### Exercise aim
Copy the material from the line containing "bar: [217, 356, 224, 386]" through the line containing "x-tick-label: 1994: [464, 390, 490, 416]", substituting "year-label" for every "x-tick-label" and keeping everything else the same.
## start
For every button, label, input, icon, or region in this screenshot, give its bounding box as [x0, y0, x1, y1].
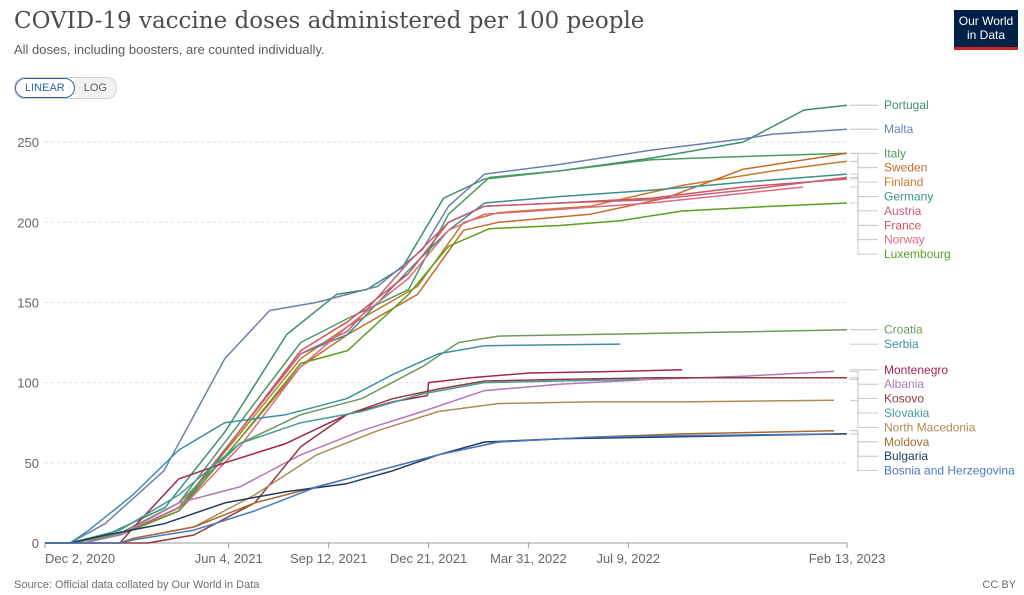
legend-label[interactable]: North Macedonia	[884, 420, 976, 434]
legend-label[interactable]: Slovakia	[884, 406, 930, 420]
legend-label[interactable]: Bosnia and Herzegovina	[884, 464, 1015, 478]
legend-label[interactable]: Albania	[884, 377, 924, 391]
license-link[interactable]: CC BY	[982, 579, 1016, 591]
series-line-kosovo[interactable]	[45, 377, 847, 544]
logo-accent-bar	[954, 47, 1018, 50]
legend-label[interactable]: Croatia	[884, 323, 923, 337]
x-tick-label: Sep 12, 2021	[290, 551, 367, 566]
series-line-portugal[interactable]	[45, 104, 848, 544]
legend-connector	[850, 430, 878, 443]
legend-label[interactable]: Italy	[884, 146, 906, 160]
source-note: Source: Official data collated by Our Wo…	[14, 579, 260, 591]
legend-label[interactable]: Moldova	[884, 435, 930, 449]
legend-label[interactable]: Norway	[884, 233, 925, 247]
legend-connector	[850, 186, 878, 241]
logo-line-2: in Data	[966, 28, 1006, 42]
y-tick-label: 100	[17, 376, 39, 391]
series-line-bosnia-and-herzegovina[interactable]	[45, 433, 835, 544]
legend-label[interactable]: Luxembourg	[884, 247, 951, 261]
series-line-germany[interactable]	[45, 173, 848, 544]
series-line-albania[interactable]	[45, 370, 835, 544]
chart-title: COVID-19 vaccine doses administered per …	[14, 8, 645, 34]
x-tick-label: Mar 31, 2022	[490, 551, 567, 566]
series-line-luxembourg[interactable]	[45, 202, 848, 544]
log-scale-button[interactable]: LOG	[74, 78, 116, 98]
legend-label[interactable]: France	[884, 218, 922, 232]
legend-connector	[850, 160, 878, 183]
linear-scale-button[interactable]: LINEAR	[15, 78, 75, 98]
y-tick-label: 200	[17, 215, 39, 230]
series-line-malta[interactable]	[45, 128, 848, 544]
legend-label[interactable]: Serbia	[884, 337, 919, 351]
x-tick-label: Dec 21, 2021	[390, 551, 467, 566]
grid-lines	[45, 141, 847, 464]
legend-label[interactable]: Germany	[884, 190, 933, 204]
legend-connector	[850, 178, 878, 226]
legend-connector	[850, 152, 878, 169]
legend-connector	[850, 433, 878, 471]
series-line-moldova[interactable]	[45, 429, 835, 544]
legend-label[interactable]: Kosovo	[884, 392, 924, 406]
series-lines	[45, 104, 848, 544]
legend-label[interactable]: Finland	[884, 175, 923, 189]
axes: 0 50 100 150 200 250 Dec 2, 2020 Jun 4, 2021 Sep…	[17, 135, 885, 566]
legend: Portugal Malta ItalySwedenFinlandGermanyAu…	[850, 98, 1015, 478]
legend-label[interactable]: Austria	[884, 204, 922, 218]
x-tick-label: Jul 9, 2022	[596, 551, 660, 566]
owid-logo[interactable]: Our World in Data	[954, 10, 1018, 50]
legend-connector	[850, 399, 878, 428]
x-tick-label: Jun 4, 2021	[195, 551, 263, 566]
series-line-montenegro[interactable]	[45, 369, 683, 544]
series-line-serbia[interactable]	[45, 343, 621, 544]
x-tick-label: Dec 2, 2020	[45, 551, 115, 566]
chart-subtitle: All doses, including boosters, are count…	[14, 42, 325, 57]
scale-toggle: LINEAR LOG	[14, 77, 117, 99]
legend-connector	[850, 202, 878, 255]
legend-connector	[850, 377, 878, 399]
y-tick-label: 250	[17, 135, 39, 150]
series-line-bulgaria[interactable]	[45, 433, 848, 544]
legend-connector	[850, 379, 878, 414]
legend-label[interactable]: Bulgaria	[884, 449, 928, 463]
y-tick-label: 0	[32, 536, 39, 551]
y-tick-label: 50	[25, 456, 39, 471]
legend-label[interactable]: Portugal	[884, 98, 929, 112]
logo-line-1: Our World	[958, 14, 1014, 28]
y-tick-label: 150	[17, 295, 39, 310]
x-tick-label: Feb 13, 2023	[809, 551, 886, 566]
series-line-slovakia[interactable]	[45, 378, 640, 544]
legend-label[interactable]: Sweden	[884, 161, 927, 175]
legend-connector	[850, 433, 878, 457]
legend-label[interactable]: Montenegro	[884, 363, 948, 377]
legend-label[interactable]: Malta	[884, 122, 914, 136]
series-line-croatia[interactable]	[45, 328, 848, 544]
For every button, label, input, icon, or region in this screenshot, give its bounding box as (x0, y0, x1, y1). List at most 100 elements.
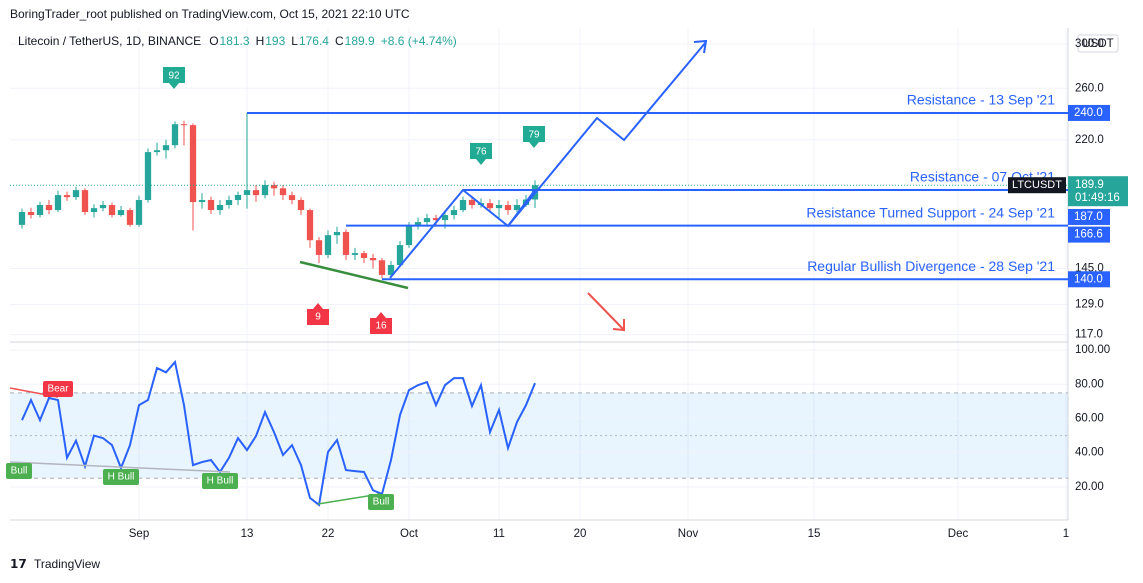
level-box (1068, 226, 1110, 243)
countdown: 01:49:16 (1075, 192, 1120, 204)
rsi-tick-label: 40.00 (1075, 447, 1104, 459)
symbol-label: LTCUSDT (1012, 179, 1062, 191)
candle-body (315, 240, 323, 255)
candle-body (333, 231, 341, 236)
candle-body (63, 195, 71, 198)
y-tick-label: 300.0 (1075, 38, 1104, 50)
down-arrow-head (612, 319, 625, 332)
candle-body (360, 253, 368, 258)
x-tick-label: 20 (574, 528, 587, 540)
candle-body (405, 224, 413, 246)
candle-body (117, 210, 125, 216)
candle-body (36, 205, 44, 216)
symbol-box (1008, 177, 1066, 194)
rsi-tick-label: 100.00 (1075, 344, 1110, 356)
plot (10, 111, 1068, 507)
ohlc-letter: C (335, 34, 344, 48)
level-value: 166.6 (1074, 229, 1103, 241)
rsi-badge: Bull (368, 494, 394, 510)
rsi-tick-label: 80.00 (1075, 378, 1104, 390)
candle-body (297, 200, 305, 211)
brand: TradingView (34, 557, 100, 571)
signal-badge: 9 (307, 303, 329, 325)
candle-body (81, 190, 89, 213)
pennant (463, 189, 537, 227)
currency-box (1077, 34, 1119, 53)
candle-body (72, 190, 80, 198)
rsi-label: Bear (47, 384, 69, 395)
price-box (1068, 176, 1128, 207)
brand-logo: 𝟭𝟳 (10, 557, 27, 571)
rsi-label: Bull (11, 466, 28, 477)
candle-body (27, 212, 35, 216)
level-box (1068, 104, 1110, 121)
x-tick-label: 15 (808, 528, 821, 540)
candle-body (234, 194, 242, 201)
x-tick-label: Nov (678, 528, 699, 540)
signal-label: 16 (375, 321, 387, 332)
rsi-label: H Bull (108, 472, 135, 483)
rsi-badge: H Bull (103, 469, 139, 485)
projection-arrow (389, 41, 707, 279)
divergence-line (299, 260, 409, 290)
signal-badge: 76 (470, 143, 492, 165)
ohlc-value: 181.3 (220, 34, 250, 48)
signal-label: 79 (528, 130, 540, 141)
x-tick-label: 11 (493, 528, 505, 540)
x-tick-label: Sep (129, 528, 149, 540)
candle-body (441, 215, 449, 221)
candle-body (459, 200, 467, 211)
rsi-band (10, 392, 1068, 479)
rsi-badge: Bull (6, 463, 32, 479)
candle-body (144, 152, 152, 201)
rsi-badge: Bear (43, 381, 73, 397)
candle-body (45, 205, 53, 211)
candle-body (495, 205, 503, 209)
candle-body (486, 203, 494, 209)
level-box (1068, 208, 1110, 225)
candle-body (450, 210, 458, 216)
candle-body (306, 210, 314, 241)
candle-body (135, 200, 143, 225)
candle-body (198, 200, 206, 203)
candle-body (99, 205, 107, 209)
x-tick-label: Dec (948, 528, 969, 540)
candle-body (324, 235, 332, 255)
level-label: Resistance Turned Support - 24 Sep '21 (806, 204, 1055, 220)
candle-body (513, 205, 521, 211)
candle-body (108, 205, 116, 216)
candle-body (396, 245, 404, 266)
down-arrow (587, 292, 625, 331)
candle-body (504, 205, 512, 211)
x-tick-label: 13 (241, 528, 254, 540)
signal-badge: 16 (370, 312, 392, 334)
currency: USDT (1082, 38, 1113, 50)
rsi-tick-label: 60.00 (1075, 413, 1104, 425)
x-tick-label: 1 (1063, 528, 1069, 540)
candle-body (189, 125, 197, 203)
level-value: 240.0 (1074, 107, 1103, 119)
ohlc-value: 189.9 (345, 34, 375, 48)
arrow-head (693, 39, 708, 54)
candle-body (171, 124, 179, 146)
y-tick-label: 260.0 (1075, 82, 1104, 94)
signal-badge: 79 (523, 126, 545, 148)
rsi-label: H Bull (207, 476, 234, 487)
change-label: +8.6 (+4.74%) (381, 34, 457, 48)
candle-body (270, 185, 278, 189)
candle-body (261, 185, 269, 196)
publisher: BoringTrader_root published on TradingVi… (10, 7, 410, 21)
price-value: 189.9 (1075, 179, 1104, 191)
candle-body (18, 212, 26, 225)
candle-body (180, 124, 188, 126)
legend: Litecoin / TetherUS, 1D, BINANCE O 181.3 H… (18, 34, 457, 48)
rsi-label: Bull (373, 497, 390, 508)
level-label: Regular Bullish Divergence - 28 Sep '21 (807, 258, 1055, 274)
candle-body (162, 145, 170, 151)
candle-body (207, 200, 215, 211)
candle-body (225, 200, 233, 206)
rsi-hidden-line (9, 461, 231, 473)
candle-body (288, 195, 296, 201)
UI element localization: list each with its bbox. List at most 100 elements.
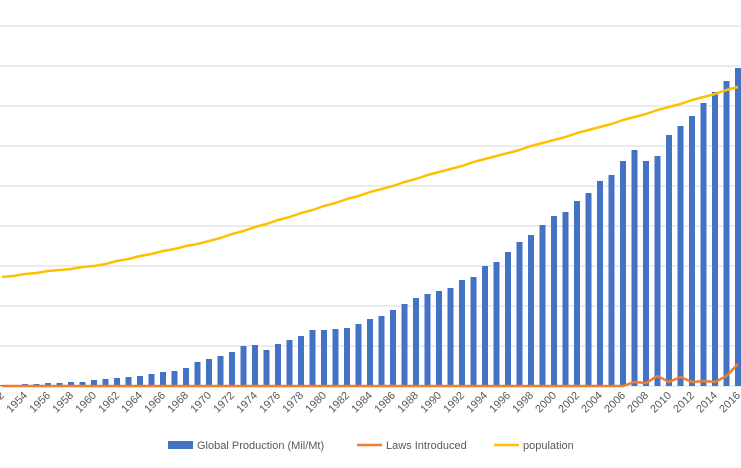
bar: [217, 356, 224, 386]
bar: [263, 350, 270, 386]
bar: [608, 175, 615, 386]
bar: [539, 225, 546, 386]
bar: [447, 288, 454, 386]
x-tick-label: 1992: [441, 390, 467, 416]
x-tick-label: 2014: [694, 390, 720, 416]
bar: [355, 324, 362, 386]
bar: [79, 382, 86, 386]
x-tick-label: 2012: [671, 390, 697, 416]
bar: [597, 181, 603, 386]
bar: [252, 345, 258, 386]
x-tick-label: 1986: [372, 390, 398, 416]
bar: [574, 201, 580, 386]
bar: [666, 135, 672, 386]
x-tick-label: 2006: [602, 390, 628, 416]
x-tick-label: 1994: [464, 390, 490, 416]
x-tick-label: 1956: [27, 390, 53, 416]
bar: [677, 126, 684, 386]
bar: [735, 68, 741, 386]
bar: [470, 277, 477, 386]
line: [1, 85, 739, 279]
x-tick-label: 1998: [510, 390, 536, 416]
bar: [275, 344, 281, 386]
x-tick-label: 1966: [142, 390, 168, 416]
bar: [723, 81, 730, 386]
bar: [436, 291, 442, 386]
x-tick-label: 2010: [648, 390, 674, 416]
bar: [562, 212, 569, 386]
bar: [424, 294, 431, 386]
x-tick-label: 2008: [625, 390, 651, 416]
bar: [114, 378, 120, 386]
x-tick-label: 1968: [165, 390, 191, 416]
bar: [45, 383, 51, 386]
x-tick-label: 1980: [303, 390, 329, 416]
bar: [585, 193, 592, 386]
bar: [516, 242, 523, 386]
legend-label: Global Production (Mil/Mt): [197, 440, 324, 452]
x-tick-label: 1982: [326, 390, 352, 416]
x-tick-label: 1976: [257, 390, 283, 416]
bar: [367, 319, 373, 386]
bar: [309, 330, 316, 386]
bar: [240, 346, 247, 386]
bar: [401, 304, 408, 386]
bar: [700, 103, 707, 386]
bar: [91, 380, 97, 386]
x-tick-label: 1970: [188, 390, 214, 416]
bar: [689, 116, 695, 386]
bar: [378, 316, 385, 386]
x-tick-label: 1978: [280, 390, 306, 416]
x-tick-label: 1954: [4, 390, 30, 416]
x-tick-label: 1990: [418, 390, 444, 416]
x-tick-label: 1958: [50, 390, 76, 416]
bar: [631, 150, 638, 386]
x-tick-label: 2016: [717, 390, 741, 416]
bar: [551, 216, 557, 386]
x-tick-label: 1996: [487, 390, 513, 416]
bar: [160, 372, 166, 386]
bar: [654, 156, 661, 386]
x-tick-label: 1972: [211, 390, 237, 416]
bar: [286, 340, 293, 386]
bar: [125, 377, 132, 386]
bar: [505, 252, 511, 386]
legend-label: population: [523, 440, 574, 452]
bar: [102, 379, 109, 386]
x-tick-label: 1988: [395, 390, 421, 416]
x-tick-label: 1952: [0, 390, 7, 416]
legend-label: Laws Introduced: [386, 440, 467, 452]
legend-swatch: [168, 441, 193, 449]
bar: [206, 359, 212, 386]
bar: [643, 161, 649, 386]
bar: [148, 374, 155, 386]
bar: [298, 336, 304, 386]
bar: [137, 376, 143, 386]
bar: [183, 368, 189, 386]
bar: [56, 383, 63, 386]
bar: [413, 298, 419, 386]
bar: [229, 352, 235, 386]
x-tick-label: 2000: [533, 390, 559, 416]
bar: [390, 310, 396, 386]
## end
### Written solution
bar: [217, 356, 224, 386]
bar: [263, 350, 270, 386]
bar: [608, 175, 615, 386]
bar: [539, 225, 546, 386]
bar: [447, 288, 454, 386]
year-label: 1992: [441, 390, 467, 416]
year-label: 2014: [694, 390, 720, 416]
bar: [355, 324, 362, 386]
bar: [79, 382, 86, 386]
year-label: 2012: [671, 390, 697, 416]
bar: [597, 181, 603, 386]
bar: [252, 345, 258, 386]
year-label: 1986: [372, 390, 398, 416]
bar: [574, 201, 580, 386]
bar: [666, 135, 672, 386]
year-label: 2006: [602, 390, 628, 416]
year-label: 1994: [464, 390, 490, 416]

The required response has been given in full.